> **Exercise details**
Take every line where the string "coverage" appears and copy it.

_ _ _

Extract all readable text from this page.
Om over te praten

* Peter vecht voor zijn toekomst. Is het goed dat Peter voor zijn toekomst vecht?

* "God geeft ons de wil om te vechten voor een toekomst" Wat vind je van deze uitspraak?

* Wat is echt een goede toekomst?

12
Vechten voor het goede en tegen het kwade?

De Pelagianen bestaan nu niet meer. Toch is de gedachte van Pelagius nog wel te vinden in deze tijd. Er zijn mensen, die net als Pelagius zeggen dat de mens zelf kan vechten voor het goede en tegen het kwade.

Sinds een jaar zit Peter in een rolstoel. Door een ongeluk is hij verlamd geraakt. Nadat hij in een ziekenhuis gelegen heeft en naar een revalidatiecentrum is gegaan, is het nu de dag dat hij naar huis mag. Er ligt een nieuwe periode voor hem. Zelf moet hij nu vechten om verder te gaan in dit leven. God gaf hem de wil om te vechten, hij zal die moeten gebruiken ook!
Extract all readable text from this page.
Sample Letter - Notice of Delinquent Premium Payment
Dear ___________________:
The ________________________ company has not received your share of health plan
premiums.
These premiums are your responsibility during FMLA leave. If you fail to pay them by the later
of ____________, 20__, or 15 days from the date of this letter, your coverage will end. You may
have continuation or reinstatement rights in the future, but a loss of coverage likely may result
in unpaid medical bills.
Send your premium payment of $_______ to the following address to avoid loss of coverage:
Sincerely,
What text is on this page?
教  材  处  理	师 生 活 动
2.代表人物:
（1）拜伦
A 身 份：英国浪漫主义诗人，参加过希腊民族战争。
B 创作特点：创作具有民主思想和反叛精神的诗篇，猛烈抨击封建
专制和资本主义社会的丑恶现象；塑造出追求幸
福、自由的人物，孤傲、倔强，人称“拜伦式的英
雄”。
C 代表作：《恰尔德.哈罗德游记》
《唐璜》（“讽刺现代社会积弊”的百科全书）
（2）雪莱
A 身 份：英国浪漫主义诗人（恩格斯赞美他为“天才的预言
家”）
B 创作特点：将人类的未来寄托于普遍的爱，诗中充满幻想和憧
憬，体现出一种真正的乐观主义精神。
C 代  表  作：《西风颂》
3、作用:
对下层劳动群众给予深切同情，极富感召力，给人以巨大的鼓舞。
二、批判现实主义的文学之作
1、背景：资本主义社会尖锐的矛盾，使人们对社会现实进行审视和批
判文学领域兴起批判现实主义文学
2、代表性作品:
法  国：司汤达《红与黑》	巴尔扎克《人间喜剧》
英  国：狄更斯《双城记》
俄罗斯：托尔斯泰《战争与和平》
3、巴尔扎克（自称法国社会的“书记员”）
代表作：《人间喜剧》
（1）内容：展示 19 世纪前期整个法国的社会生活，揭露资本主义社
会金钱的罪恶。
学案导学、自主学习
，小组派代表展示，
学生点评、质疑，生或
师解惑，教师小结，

_ _ _

> **Exercise answer**
of ____________, 20__, or 15 days from the date of this letter, your coverage will end. You may
have continuation or reinstatement rights in the future, but a loss of coverage likely may result
Send your premium payment of $_______ to the following address to avoid loss of coverage:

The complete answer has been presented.